Task statement: Repeat every entry word for word, but leave the images out of your copy.
===== Provided data
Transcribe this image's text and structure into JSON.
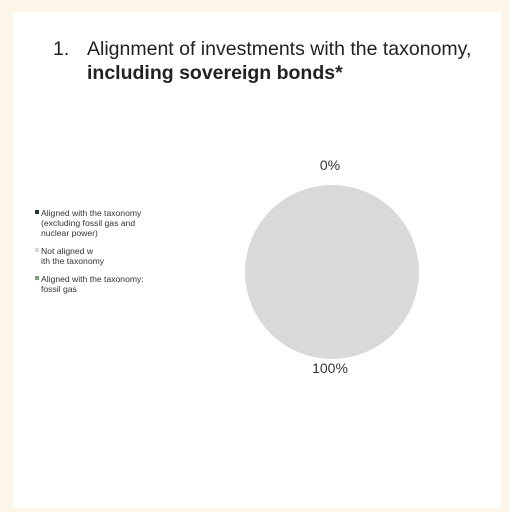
{
  "title": {
    "number": "1.",
    "text_plain": "Alignment of investments with the taxonomy, ",
    "text_bold": "including sovereign bonds*"
  },
  "chart_data": {
    "type": "pie",
    "title": "",
    "slices": [
      {
        "name": "Aligned with the taxonomy (excluding fossil gas and nuclear power)",
        "value": 0,
        "color": "#1e3a2a"
      },
      {
        "name": "Not aligned with the taxonomy",
        "value": 100,
        "color": "#d9d9d9"
      },
      {
        "name": "Aligned with the taxonomy: fossil gas",
        "value": 0,
        "color": "#7aa57e"
      }
    ],
    "data_labels": [
      "0%",
      "100%"
    ],
    "legend": {
      "position": "left",
      "items": [
        {
          "label": "Aligned with the taxonomy\n(excluding fossil gas and\nnuclear power)",
          "color": "#1e3a2a"
        },
        {
          "label": "Not aligned w\nith the taxonomy",
          "color": "#d9d9d9"
        },
        {
          "label": "Aligned with the taxonomy:\nfossil gas",
          "color": "#7aa57e"
        }
      ]
    }
  }
}
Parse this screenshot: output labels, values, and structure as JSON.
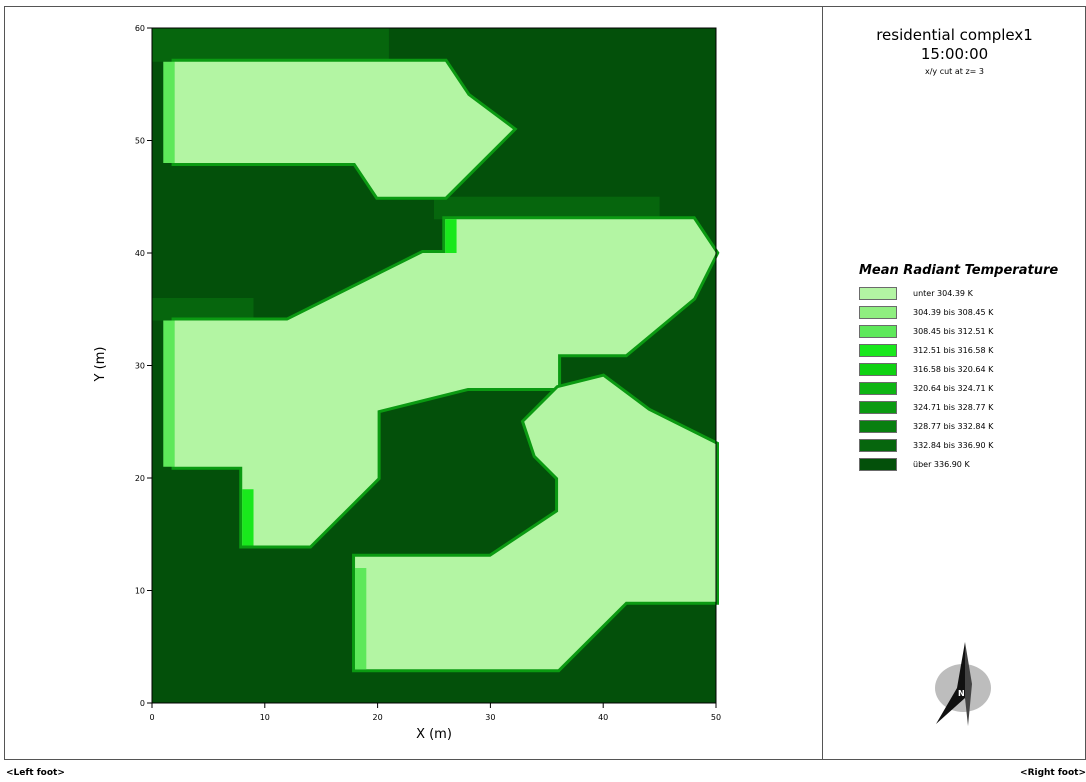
{
  "chart_data": {
    "type": "heatmap",
    "title": "residential complex1",
    "time": "15:00:00",
    "subtitle": "x/y cut at z= 3",
    "xlabel": "X (m)",
    "ylabel": "Y (m)",
    "xlim": [
      0,
      50
    ],
    "ylim": [
      0,
      60
    ],
    "x_ticks": [
      "0",
      "10",
      "20",
      "30",
      "40",
      "50"
    ],
    "y_ticks": [
      "0",
      "10",
      "20",
      "30",
      "40",
      "50",
      "60"
    ],
    "legend_title": "Mean Radiant Temperature",
    "legend_placement": "right",
    "legend": [
      {
        "label": "unter 304.39 K",
        "color": "#b3f5a3"
      },
      {
        "label": "304.39 bis 308.45 K",
        "color": "#8fef80"
      },
      {
        "label": "308.45 bis 312.51 K",
        "color": "#5ee85a"
      },
      {
        "label": "312.51 bis 316.58 K",
        "color": "#19e81c"
      },
      {
        "label": "316.58 bis 320.64 K",
        "color": "#0fd212"
      },
      {
        "label": "320.64 bis 324.71 K",
        "color": "#0eb514"
      },
      {
        "label": "324.71 bis 328.77 K",
        "color": "#0b9a12"
      },
      {
        "label": "328.77 bis 332.84 K",
        "color": "#087f10"
      },
      {
        "label": "332.84 bis 336.90 K",
        "color": "#06660d"
      },
      {
        "label": "über 336.90 K",
        "color": "#03500a"
      }
    ],
    "regions_m": [
      {
        "class": 0,
        "polygon": [
          [
            2,
            57
          ],
          [
            26,
            57
          ],
          [
            28,
            54
          ],
          [
            32,
            51
          ],
          [
            28,
            47
          ],
          [
            26,
            45
          ],
          [
            20,
            45
          ],
          [
            18,
            48
          ],
          [
            2,
            48
          ]
        ]
      },
      {
        "class": 0,
        "polygon": [
          [
            26,
            43
          ],
          [
            48,
            43
          ],
          [
            50,
            40
          ],
          [
            48,
            36
          ],
          [
            42,
            31
          ],
          [
            36,
            31
          ],
          [
            36,
            28
          ],
          [
            28,
            28
          ],
          [
            20,
            26
          ],
          [
            20,
            20
          ],
          [
            18,
            18
          ],
          [
            14,
            14
          ],
          [
            8,
            14
          ],
          [
            8,
            21
          ],
          [
            2,
            21
          ],
          [
            2,
            34
          ],
          [
            12,
            34
          ],
          [
            16,
            36
          ],
          [
            20,
            38
          ],
          [
            24,
            40
          ],
          [
            26,
            40
          ]
        ]
      },
      {
        "class": 0,
        "polygon": [
          [
            36,
            28
          ],
          [
            40,
            29
          ],
          [
            44,
            26
          ],
          [
            50,
            23
          ],
          [
            50,
            9
          ],
          [
            42,
            9
          ],
          [
            38,
            5
          ],
          [
            36,
            3
          ],
          [
            18,
            3
          ],
          [
            18,
            13
          ],
          [
            30,
            13
          ],
          [
            36,
            17
          ],
          [
            36,
            20
          ],
          [
            34,
            22
          ],
          [
            33,
            25
          ]
        ]
      }
    ]
  },
  "north_label": "N",
  "footer": {
    "left": "<Left foot>",
    "right": "<Right foot>"
  }
}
==========
Task output:
Transcribe this image's text and structure into JSON.
{
  "title": {
    "number": "1.",
    "text_plain": "Alignment of investments with the taxonomy, ",
    "text_bold": "including sovereign bonds*"
  },
  "chart_data": {
    "type": "pie",
    "title": "",
    "slices": [
      {
        "name": "Aligned with the taxonomy (excluding fossil gas and nuclear power)",
        "value": 0,
        "color": "#1e3a2a"
      },
      {
        "name": "Not aligned with the taxonomy",
        "value": 100,
        "color": "#d9d9d9"
      },
      {
        "name": "Aligned with the taxonomy: fossil gas",
        "value": 0,
        "color": "#7aa57e"
      }
    ],
    "data_labels": [
      "0%",
      "100%"
    ],
    "legend": {
      "position": "left",
      "items": [
        {
          "label": "Aligned with the taxonomy\n(excluding fossil gas and\nnuclear power)",
          "color": "#1e3a2a"
        },
        {
          "label": "Not aligned w\nith the taxonomy",
          "color": "#d9d9d9"
        },
        {
          "label": "Aligned with the taxonomy:\nfossil gas",
          "color": "#7aa57e"
        }
      ]
    }
  }
}
Parse this screenshot: output labels, values, and structure as JSON.
{
  "chart_data": {
    "type": "heatmap",
    "title": "residential complex1",
    "time": "15:00:00",
    "subtitle": "x/y cut at z= 3",
    "xlabel": "X (m)",
    "ylabel": "Y (m)",
    "xlim": [
      0,
      50
    ],
    "ylim": [
      0,
      60
    ],
    "x_ticks": [
      "0",
      "10",
      "20",
      "30",
      "40",
      "50"
    ],
    "y_ticks": [
      "0",
      "10",
      "20",
      "30",
      "40",
      "50",
      "60"
    ],
    "legend_title": "Mean Radiant Temperature",
    "legend_placement": "right",
    "legend": [
      {
        "label": "unter 304.39 K",
        "color": "#b3f5a3"
      },
      {
        "label": "304.39 bis 308.45 K",
        "color": "#8fef80"
      },
      {
        "label": "308.45 bis 312.51 K",
        "color": "#5ee85a"
      },
      {
        "label": "312.51 bis 316.58 K",
        "color": "#19e81c"
      },
      {
        "label": "316.58 bis 320.64 K",
        "color": "#0fd212"
      },
      {
        "label": "320.64 bis 324.71 K",
        "color": "#0eb514"
      },
      {
        "label": "324.71 bis 328.77 K",
        "color": "#0b9a12"
      },
      {
        "label": "328.77 bis 332.84 K",
        "color": "#087f10"
      },
      {
        "label": "332.84 bis 336.90 K",
        "color": "#06660d"
      },
      {
        "label": "über 336.90 K",
        "color": "#03500a"
      }
    ],
    "regions_m": [
      {
        "class": 0,
        "polygon": [
          [
            2,
            57
          ],
          [
            26,
            57
          ],
          [
            28,
            54
          ],
          [
            32,
            51
          ],
          [
            28,
            47
          ],
          [
            26,
            45
          ],
          [
            20,
            45
          ],
          [
            18,
            48
          ],
          [
            2,
            48
          ]
        ]
      },
      {
        "class": 0,
        "polygon": [
          [
            26,
            43
          ],
          [
            48,
            43
          ],
          [
            50,
            40
          ],
          [
            48,
            36
          ],
          [
            42,
            31
          ],
          [
            36,
            31
          ],
          [
            36,
            28
          ],
          [
            28,
            28
          ],
          [
            20,
            26
          ],
          [
            20,
            20
          ],
          [
            18,
            18
          ],
          [
            14,
            14
          ],
          [
            8,
            14
          ],
          [
            8,
            21
          ],
          [
            2,
            21
          ],
          [
            2,
            34
          ],
          [
            12,
            34
          ],
          [
            16,
            36
          ],
          [
            20,
            38
          ],
          [
            24,
            40
          ],
          [
            26,
            40
          ]
        ]
      },
      {
        "class": 0,
        "polygon": [
          [
            36,
            28
          ],
          [
            40,
            29
          ],
          [
            44,
            26
          ],
          [
            50,
            23
          ],
          [
            50,
            9
          ],
          [
            42,
            9
          ],
          [
            38,
            5
          ],
          [
            36,
            3
          ],
          [
            18,
            3
          ],
          [
            18,
            13
          ],
          [
            30,
            13
          ],
          [
            36,
            17
          ],
          [
            36,
            20
          ],
          [
            34,
            22
          ],
          [
            33,
            25
          ]
        ]
      }
    ]
  },
  "north_label": "N",
  "footer": {
    "left": "<Left foot>",
    "right": "<Right foot>"
  }
}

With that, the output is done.